* _EXERCISE TASK_:
Transcribe all of the material exactly. Any picture in it should be left out.

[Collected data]
____
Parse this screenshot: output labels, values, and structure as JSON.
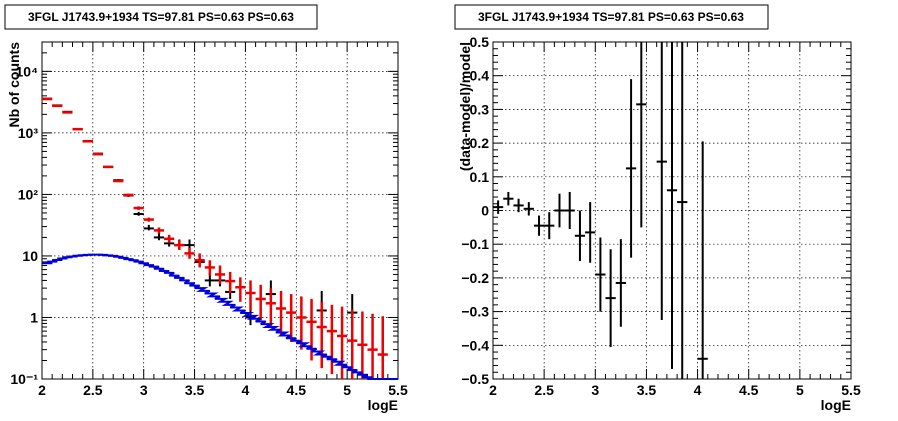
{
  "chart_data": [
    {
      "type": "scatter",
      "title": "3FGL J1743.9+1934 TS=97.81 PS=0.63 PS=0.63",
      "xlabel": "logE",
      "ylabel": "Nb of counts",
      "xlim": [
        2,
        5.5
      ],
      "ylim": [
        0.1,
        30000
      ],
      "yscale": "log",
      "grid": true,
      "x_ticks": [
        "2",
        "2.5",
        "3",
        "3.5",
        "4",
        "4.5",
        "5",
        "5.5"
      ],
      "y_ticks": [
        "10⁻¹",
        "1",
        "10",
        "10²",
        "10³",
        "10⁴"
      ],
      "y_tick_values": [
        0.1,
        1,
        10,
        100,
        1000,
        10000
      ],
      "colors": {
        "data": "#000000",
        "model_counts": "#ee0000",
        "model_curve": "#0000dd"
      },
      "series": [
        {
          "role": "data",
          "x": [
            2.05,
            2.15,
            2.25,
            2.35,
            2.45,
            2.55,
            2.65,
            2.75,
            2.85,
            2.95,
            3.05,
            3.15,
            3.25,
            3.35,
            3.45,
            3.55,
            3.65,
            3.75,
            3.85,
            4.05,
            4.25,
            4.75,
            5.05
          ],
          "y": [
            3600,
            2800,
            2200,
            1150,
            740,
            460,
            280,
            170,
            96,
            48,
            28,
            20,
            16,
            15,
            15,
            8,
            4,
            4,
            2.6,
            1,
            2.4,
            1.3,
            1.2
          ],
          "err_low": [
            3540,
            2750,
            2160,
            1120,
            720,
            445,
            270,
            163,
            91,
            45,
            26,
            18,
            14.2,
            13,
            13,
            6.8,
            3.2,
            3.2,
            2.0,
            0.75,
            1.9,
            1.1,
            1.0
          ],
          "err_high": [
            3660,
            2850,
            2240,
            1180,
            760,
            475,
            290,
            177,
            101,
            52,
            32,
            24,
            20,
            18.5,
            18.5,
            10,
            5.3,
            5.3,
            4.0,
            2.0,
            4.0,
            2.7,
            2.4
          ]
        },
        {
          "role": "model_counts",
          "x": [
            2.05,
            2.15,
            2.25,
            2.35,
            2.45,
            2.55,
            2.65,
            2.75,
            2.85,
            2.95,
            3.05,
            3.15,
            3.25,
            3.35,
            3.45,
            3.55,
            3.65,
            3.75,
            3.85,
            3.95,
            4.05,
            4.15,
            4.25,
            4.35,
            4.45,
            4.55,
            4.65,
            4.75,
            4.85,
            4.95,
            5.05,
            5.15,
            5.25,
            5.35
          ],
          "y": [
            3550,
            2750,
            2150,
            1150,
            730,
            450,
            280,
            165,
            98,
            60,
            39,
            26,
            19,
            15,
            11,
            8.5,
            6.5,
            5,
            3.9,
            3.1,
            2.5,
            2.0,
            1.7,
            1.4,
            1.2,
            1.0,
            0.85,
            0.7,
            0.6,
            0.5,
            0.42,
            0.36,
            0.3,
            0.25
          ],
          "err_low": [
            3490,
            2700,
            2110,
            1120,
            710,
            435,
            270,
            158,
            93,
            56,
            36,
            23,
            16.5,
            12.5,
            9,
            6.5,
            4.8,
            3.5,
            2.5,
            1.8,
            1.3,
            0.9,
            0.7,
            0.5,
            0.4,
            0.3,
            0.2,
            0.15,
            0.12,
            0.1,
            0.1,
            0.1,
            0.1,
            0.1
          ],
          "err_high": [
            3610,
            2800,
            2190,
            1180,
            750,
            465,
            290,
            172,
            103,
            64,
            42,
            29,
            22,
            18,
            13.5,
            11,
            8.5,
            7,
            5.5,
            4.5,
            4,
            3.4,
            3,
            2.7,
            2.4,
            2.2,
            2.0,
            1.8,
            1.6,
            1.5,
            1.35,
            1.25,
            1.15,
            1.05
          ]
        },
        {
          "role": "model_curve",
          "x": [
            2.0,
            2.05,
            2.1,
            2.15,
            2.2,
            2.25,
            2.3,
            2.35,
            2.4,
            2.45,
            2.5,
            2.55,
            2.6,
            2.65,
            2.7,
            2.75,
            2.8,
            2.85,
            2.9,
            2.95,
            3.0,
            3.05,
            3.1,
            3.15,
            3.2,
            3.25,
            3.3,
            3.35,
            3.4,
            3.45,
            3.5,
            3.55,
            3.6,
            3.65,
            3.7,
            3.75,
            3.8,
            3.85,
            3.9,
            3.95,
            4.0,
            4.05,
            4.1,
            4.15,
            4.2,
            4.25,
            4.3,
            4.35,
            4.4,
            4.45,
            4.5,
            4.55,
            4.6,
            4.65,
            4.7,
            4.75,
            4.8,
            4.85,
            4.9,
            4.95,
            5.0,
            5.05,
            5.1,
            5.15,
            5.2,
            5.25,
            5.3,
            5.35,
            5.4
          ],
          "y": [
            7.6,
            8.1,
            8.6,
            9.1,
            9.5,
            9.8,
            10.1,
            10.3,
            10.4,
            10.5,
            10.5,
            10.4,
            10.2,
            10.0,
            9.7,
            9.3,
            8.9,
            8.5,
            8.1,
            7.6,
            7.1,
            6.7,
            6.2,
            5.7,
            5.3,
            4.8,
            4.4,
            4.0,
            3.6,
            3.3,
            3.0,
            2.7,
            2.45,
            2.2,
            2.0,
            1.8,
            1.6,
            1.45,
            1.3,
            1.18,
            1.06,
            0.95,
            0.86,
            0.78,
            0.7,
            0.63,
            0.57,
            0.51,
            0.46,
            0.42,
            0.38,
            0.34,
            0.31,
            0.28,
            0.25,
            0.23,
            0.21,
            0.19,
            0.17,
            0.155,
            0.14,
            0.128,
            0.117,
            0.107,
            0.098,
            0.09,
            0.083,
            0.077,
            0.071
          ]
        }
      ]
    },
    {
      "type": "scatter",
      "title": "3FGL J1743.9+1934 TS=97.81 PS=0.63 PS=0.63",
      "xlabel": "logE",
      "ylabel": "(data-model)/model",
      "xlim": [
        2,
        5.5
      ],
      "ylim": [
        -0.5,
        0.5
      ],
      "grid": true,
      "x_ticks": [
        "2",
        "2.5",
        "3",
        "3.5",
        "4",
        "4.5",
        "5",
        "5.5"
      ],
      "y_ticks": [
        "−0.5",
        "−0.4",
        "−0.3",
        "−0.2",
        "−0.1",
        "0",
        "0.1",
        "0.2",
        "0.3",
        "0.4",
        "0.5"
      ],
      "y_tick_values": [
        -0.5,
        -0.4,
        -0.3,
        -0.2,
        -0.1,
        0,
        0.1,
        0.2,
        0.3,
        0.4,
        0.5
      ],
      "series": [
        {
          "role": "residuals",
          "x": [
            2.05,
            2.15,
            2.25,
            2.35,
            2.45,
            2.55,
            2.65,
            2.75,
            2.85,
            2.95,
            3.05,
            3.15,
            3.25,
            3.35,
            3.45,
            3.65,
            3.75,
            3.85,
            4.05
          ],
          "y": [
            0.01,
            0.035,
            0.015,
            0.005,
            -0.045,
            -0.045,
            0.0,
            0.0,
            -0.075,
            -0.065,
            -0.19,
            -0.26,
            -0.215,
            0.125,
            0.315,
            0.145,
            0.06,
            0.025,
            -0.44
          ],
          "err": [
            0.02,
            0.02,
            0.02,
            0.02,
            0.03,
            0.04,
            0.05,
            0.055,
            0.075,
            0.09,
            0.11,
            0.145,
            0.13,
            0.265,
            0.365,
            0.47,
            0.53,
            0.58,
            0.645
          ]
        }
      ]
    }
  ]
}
____
* _FULL SOLUTION_:
Parse this screenshot: output labels, values, and structure as JSON.
{
  "chart_data": [
    {
      "type": "scatter",
      "title": "3FGL J1743.9+1934 TS=97.81 PS=0.63 PS=0.63",
      "xlabel": "logE",
      "ylabel": "Nb of counts",
      "xlim": [
        2,
        5.5
      ],
      "ylim": [
        0.1,
        30000
      ],
      "yscale": "log",
      "grid": true,
      "x_ticks": [
        "2",
        "2.5",
        "3",
        "3.5",
        "4",
        "4.5",
        "5",
        "5.5"
      ],
      "y_ticks": [
        "10⁻¹",
        "1",
        "10",
        "10²",
        "10³",
        "10⁴"
      ],
      "y_tick_values": [
        0.1,
        1,
        10,
        100,
        1000,
        10000
      ],
      "colors": {
        "data": "#000000",
        "model_counts": "#ee0000",
        "model_curve": "#0000dd"
      },
      "series": [
        {
          "role": "data",
          "x": [
            2.05,
            2.15,
            2.25,
            2.35,
            2.45,
            2.55,
            2.65,
            2.75,
            2.85,
            2.95,
            3.05,
            3.15,
            3.25,
            3.35,
            3.45,
            3.55,
            3.65,
            3.75,
            3.85,
            4.05,
            4.25,
            4.75,
            5.05
          ],
          "y": [
            3600,
            2800,
            2200,
            1150,
            740,
            460,
            280,
            170,
            96,
            48,
            28,
            20,
            16,
            15,
            15,
            8,
            4,
            4,
            2.6,
            1,
            2.4,
            1.3,
            1.2
          ],
          "err_low": [
            3540,
            2750,
            2160,
            1120,
            720,
            445,
            270,
            163,
            91,
            45,
            26,
            18,
            14.2,
            13,
            13,
            6.8,
            3.2,
            3.2,
            2.0,
            0.75,
            1.9,
            1.1,
            1.0
          ],
          "err_high": [
            3660,
            2850,
            2240,
            1180,
            760,
            475,
            290,
            177,
            101,
            52,
            32,
            24,
            20,
            18.5,
            18.5,
            10,
            5.3,
            5.3,
            4.0,
            2.0,
            4.0,
            2.7,
            2.4
          ]
        },
        {
          "role": "model_counts",
          "x": [
            2.05,
            2.15,
            2.25,
            2.35,
            2.45,
            2.55,
            2.65,
            2.75,
            2.85,
            2.95,
            3.05,
            3.15,
            3.25,
            3.35,
            3.45,
            3.55,
            3.65,
            3.75,
            3.85,
            3.95,
            4.05,
            4.15,
            4.25,
            4.35,
            4.45,
            4.55,
            4.65,
            4.75,
            4.85,
            4.95,
            5.05,
            5.15,
            5.25,
            5.35
          ],
          "y": [
            3550,
            2750,
            2150,
            1150,
            730,
            450,
            280,
            165,
            98,
            60,
            39,
            26,
            19,
            15,
            11,
            8.5,
            6.5,
            5,
            3.9,
            3.1,
            2.5,
            2.0,
            1.7,
            1.4,
            1.2,
            1.0,
            0.85,
            0.7,
            0.6,
            0.5,
            0.42,
            0.36,
            0.3,
            0.25
          ],
          "err_low": [
            3490,
            2700,
            2110,
            1120,
            710,
            435,
            270,
            158,
            93,
            56,
            36,
            23,
            16.5,
            12.5,
            9,
            6.5,
            4.8,
            3.5,
            2.5,
            1.8,
            1.3,
            0.9,
            0.7,
            0.5,
            0.4,
            0.3,
            0.2,
            0.15,
            0.12,
            0.1,
            0.1,
            0.1,
            0.1,
            0.1
          ],
          "err_high": [
            3610,
            2800,
            2190,
            1180,
            750,
            465,
            290,
            172,
            103,
            64,
            42,
            29,
            22,
            18,
            13.5,
            11,
            8.5,
            7,
            5.5,
            4.5,
            4,
            3.4,
            3,
            2.7,
            2.4,
            2.2,
            2.0,
            1.8,
            1.6,
            1.5,
            1.35,
            1.25,
            1.15,
            1.05
          ]
        },
        {
          "role": "model_curve",
          "x": [
            2.0,
            2.05,
            2.1,
            2.15,
            2.2,
            2.25,
            2.3,
            2.35,
            2.4,
            2.45,
            2.5,
            2.55,
            2.6,
            2.65,
            2.7,
            2.75,
            2.8,
            2.85,
            2.9,
            2.95,
            3.0,
            3.05,
            3.1,
            3.15,
            3.2,
            3.25,
            3.3,
            3.35,
            3.4,
            3.45,
            3.5,
            3.55,
            3.6,
            3.65,
            3.7,
            3.75,
            3.8,
            3.85,
            3.9,
            3.95,
            4.0,
            4.05,
            4.1,
            4.15,
            4.2,
            4.25,
            4.3,
            4.35,
            4.4,
            4.45,
            4.5,
            4.55,
            4.6,
            4.65,
            4.7,
            4.75,
            4.8,
            4.85,
            4.9,
            4.95,
            5.0,
            5.05,
            5.1,
            5.15,
            5.2,
            5.25,
            5.3,
            5.35,
            5.4
          ],
          "y": [
            7.6,
            8.1,
            8.6,
            9.1,
            9.5,
            9.8,
            10.1,
            10.3,
            10.4,
            10.5,
            10.5,
            10.4,
            10.2,
            10.0,
            9.7,
            9.3,
            8.9,
            8.5,
            8.1,
            7.6,
            7.1,
            6.7,
            6.2,
            5.7,
            5.3,
            4.8,
            4.4,
            4.0,
            3.6,
            3.3,
            3.0,
            2.7,
            2.45,
            2.2,
            2.0,
            1.8,
            1.6,
            1.45,
            1.3,
            1.18,
            1.06,
            0.95,
            0.86,
            0.78,
            0.7,
            0.63,
            0.57,
            0.51,
            0.46,
            0.42,
            0.38,
            0.34,
            0.31,
            0.28,
            0.25,
            0.23,
            0.21,
            0.19,
            0.17,
            0.155,
            0.14,
            0.128,
            0.117,
            0.107,
            0.098,
            0.09,
            0.083,
            0.077,
            0.071
          ]
        }
      ]
    },
    {
      "type": "scatter",
      "title": "3FGL J1743.9+1934 TS=97.81 PS=0.63 PS=0.63",
      "xlabel": "logE",
      "ylabel": "(data-model)/model",
      "xlim": [
        2,
        5.5
      ],
      "ylim": [
        -0.5,
        0.5
      ],
      "grid": true,
      "x_ticks": [
        "2",
        "2.5",
        "3",
        "3.5",
        "4",
        "4.5",
        "5",
        "5.5"
      ],
      "y_ticks": [
        "−0.5",
        "−0.4",
        "−0.3",
        "−0.2",
        "−0.1",
        "0",
        "0.1",
        "0.2",
        "0.3",
        "0.4",
        "0.5"
      ],
      "y_tick_values": [
        -0.5,
        -0.4,
        -0.3,
        -0.2,
        -0.1,
        0,
        0.1,
        0.2,
        0.3,
        0.4,
        0.5
      ],
      "series": [
        {
          "role": "residuals",
          "x": [
            2.05,
            2.15,
            2.25,
            2.35,
            2.45,
            2.55,
            2.65,
            2.75,
            2.85,
            2.95,
            3.05,
            3.15,
            3.25,
            3.35,
            3.45,
            3.65,
            3.75,
            3.85,
            4.05
          ],
          "y": [
            0.01,
            0.035,
            0.015,
            0.005,
            -0.045,
            -0.045,
            0.0,
            0.0,
            -0.075,
            -0.065,
            -0.19,
            -0.26,
            -0.215,
            0.125,
            0.315,
            0.145,
            0.06,
            0.025,
            -0.44
          ],
          "err": [
            0.02,
            0.02,
            0.02,
            0.02,
            0.03,
            0.04,
            0.05,
            0.055,
            0.075,
            0.09,
            0.11,
            0.145,
            0.13,
            0.265,
            0.365,
            0.47,
            0.53,
            0.58,
            0.645
          ]
        }
      ]
    }
  ]
}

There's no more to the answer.